-- Start of Text segment --

# Carb cleaner safe for Atlas MFC paint?



## JPMacG (Feb 8, 2015)

I'm thinking of using carb cleaner or brake cleaner on my gunked up Atlas MFC.  Will it damage the paint or the Change O Matic little window?


----------



## 34_40 (Feb 8, 2015)

I think it will be fine if you don't leave it on there for a long time.  

I've been dabbing at mine with Laquer Thinner on a soft rag to remove the gunk...  works good and really cleans well.

But the smell leaves much to be desired..uch:


----------



## wa5cab (Feb 9, 2015)

I don't think that I would risk using carb cleaner on the little window.

Robert D.


----------



## gregg (Feb 9, 2015)

carb cleaner will eat some plastic windows and paint to different degs.


----------



## rafe (Feb 9, 2015)

I use it for carbs and some other bare metal situations ...not on paint or plastic ....Brake cleaner is a little less risky but I don't use it on plastic or paint


----------



## The Liberal Arts Garage (Feb 9, 2015)

JPMacG said:


> I'm thinking of using carb cleaner or brake cleaner on my gunked up Atlas MFC.  Will it damage the paint or the Change O Matic little window?


          No.....BLJHB


----------



## w9jbc (Feb 9, 2015)

id stick to mineral spirits myself


----------



## JPMacG (Feb 9, 2015)

OK.   I'll try mineral spirits - I happen to have a gallon or two.
Thanks everyone.


----------



## Andre (Feb 9, 2015)

Engine cleaner also works well, used it to clean up my mill. Smells but works great.


----------



## cjtoombs (Feb 9, 2015)

The brake cleaner is basically spray acetone and I have searched and found no over the counter spray or can (like Rustoleum in the quart can) that will stand up to it.  The original paint on the Atlases may stand up to it, I have not tried it.  The only paint that I have found that withstands it with no damage is automotive grade paint, I use acrylic enamel.  I searched for a paint to withstand it because I love to use it around the shop for cleanup.  It's kind of a bummer to spray off the grease and dirt and watch the paint come off with it.  Also, I would test it on any plastic in a small place before I tried it.


----------



## Mondo (Feb 10, 2015)

I use only plain old kerosene as a cleaning solvent on my lathe and other similar machinery.  Acetone works well on tough crud, but I use that only when I plan to re-paint.  I found acetone dulls the gloss on most coatings.  

Carb cleaner, brake cleaner and the like are to be used only for their intended purpose consistent with their labeling. Nasty stuff.

Spiral_Chips


----------



## w9jbc (Feb 10, 2015)

I happened to recall a fellow talking about working on a 46 piper cub he is using some type soy based cleaner on it. though I did not hear him say what that was he just said it works great.


----------



## The Liberal Arts Garage (Feb 10, 2015)

The Liberal Arts Garage said:


> No.....BLJHB


No Means No ,No. Not on plastic, nor on paint.email quote misleads


----------



## compsurge (Feb 10, 2015)

WD-40? Purple Power? Simple Green?

Brake and parts cleaner will definitely remove paint. I've used it for that purpose before.

-- End of Text segment --

◆ Task list
1. Answer these about the forum thread on cleaning an Atlas MFC:
(a) What solvent does w9jbc say he would stick to?
(b) Which paint does cjtoombs say he uses because it withstands brake cleaner?
(c) What does Mondo use as a cleaning solvent on his lathe?
2. Can you transcribe a passage from the forum thread on cleaning an Atlas MFC? Begin at the words that have "## JPMacG (Feb 8, 2015)" and stop after "really cleans well.".
You won't need the records for any of this.

-- Start of Data provided --

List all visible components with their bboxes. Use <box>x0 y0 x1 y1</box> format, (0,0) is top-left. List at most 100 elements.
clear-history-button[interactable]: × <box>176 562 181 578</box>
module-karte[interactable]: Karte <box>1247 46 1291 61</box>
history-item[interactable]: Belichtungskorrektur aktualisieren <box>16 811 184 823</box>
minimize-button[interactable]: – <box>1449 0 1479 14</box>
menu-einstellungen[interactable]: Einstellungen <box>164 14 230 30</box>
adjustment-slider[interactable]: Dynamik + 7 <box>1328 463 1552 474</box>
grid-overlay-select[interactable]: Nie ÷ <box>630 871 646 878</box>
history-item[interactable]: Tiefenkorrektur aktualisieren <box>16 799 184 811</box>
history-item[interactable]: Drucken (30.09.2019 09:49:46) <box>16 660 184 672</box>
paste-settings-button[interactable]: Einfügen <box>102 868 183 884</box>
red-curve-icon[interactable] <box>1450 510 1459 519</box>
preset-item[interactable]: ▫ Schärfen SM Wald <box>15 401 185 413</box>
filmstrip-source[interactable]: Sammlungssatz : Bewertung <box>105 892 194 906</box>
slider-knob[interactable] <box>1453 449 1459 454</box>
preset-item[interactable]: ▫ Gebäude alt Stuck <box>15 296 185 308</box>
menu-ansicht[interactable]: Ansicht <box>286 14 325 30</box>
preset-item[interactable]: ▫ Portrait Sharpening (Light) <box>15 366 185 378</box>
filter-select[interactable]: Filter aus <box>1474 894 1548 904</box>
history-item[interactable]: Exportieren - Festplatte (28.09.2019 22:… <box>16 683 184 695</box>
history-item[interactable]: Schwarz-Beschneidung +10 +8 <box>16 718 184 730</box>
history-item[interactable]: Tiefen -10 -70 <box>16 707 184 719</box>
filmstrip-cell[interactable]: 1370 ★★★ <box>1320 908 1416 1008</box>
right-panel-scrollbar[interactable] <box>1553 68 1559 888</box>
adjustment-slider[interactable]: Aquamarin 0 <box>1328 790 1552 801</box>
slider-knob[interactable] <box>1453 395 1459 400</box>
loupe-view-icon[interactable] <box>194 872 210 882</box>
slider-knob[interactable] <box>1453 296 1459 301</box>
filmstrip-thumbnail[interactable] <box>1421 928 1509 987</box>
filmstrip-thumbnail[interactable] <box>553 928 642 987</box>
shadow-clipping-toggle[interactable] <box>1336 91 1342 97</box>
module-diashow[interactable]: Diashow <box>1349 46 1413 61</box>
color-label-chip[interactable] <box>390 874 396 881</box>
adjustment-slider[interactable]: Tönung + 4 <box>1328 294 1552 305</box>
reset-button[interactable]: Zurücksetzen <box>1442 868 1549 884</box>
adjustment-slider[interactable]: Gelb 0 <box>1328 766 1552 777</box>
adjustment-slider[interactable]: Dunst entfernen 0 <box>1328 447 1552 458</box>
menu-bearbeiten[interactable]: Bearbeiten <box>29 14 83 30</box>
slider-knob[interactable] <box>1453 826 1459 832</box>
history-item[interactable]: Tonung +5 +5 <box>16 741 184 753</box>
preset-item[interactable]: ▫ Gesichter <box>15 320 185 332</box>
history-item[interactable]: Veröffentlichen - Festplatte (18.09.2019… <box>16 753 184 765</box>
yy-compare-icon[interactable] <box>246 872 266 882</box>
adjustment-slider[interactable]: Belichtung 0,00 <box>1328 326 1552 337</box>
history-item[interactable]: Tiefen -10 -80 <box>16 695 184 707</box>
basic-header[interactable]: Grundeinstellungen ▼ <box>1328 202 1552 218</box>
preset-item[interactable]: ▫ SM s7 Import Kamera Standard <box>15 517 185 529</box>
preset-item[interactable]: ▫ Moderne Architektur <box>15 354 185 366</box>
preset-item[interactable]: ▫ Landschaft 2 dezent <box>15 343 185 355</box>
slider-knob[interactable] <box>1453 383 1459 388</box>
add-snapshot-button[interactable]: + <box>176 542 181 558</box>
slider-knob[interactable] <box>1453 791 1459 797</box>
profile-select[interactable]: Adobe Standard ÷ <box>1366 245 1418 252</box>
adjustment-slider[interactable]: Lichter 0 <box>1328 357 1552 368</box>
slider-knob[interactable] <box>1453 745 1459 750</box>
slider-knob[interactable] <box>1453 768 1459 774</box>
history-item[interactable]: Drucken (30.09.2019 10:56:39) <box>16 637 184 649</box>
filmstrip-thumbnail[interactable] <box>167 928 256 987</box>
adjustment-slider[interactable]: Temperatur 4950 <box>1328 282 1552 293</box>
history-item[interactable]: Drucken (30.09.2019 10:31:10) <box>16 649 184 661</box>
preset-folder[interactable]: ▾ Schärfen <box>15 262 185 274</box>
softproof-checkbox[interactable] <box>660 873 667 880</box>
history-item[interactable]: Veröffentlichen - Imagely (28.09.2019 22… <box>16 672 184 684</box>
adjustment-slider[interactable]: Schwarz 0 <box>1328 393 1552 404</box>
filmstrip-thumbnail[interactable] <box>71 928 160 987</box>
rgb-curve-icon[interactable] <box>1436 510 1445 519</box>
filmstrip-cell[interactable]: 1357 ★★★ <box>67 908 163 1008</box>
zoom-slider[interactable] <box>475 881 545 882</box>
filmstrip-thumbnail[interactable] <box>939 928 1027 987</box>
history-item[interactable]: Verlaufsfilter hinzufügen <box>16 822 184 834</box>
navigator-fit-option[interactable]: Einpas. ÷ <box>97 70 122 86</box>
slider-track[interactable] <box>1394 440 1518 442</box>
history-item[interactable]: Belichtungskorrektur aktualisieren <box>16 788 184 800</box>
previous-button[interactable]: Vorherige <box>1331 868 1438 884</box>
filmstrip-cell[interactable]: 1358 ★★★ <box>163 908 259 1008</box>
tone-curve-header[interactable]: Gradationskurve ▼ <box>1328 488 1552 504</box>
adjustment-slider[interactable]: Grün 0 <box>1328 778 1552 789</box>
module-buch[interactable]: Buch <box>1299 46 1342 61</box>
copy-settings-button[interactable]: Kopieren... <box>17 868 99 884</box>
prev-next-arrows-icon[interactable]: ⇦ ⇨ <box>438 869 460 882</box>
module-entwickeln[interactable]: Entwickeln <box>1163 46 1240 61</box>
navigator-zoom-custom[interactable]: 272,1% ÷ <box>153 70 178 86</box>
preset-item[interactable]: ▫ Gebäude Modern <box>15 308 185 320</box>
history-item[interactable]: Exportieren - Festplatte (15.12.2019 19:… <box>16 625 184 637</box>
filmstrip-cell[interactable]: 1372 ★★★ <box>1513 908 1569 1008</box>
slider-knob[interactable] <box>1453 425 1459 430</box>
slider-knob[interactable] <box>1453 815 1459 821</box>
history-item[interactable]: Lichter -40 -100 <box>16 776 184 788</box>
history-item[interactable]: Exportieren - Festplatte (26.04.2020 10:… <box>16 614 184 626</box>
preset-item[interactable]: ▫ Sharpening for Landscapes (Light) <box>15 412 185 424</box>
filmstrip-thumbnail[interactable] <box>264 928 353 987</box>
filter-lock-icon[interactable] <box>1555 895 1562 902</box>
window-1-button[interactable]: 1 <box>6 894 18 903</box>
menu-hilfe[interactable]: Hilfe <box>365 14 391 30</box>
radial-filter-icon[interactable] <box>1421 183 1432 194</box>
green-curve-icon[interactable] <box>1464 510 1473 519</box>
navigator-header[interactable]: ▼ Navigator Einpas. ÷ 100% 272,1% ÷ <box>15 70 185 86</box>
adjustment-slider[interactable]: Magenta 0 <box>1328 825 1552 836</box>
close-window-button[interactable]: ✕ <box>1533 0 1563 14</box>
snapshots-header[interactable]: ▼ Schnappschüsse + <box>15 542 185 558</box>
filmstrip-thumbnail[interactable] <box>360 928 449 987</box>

-- End of Data provided --

◆ Exercise responses
1.
(a) Mineral spirits
(b) Acrylic enamel, an automotive-grade paint
(c) Plain old kerosene

2.
## JPMacG (Feb 8, 2015)

I'm thinking of using carb cleaner or brake cleaner on my gunked up Atlas MFC.  Will it damage the paint or the Change O Matic little window?


----------



## 34_40 (Feb 8, 2015)

I think it will be fine if you don't leave it on there for a long time.  

I've been dabbing at mine with Laquer Thinner on a soft rag to remove the gunk...  works good and really cleans well.